## Begin
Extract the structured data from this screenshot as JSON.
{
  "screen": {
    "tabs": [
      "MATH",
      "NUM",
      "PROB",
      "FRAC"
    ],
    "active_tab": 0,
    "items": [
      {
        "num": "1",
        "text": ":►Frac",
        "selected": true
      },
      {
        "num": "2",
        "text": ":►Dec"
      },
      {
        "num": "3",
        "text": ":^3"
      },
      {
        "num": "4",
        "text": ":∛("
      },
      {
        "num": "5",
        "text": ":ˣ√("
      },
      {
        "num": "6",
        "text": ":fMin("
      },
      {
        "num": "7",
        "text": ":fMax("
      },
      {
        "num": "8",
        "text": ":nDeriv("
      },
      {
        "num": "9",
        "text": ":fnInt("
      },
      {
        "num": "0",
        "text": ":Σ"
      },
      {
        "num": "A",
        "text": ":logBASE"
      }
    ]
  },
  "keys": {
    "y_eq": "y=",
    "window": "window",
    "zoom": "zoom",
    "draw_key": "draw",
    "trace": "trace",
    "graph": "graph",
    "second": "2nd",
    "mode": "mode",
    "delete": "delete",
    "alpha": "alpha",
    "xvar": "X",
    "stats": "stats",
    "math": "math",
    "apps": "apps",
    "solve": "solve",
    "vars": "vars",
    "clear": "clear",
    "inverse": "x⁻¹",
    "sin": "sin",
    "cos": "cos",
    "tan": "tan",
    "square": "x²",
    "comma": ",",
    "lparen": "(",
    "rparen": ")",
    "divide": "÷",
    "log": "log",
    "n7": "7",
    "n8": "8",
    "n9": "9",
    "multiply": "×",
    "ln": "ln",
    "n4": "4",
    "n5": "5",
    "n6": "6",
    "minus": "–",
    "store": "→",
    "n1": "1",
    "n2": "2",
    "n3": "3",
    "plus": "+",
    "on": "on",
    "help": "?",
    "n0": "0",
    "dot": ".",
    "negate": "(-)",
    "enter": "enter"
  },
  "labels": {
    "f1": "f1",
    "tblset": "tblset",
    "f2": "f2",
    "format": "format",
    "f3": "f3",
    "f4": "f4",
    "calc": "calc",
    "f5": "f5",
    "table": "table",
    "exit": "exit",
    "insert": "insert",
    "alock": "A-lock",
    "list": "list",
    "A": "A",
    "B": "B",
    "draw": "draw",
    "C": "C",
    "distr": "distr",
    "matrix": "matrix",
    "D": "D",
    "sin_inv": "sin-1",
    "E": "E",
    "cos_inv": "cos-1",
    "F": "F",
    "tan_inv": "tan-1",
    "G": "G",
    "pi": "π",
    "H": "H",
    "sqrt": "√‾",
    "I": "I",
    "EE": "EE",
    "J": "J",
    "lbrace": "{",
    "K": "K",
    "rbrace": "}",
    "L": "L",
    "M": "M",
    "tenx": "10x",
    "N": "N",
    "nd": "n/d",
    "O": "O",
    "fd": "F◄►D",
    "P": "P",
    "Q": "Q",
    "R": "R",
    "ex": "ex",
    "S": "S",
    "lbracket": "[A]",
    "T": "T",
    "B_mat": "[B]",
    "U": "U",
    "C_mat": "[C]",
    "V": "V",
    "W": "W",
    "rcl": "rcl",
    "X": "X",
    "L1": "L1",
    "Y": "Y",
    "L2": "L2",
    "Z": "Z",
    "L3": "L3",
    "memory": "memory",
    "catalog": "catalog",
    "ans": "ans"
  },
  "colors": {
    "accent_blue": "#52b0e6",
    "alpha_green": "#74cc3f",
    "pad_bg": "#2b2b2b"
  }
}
## End
§ What this task involves
Copy out each line of the records that holds the string "text".

§ Solution for this exercise
        "text": ":►Frac",
        "text": ":►Dec"
        "text": ":^3"
        "text": ":∛("
        "text": ":ˣ√("
        "text": ":fMin("
        "text": ":fMax("
        "text": ":nDeriv("
        "text": ":fnInt("
        "text": ":Σ"
        "text": ":logBASE"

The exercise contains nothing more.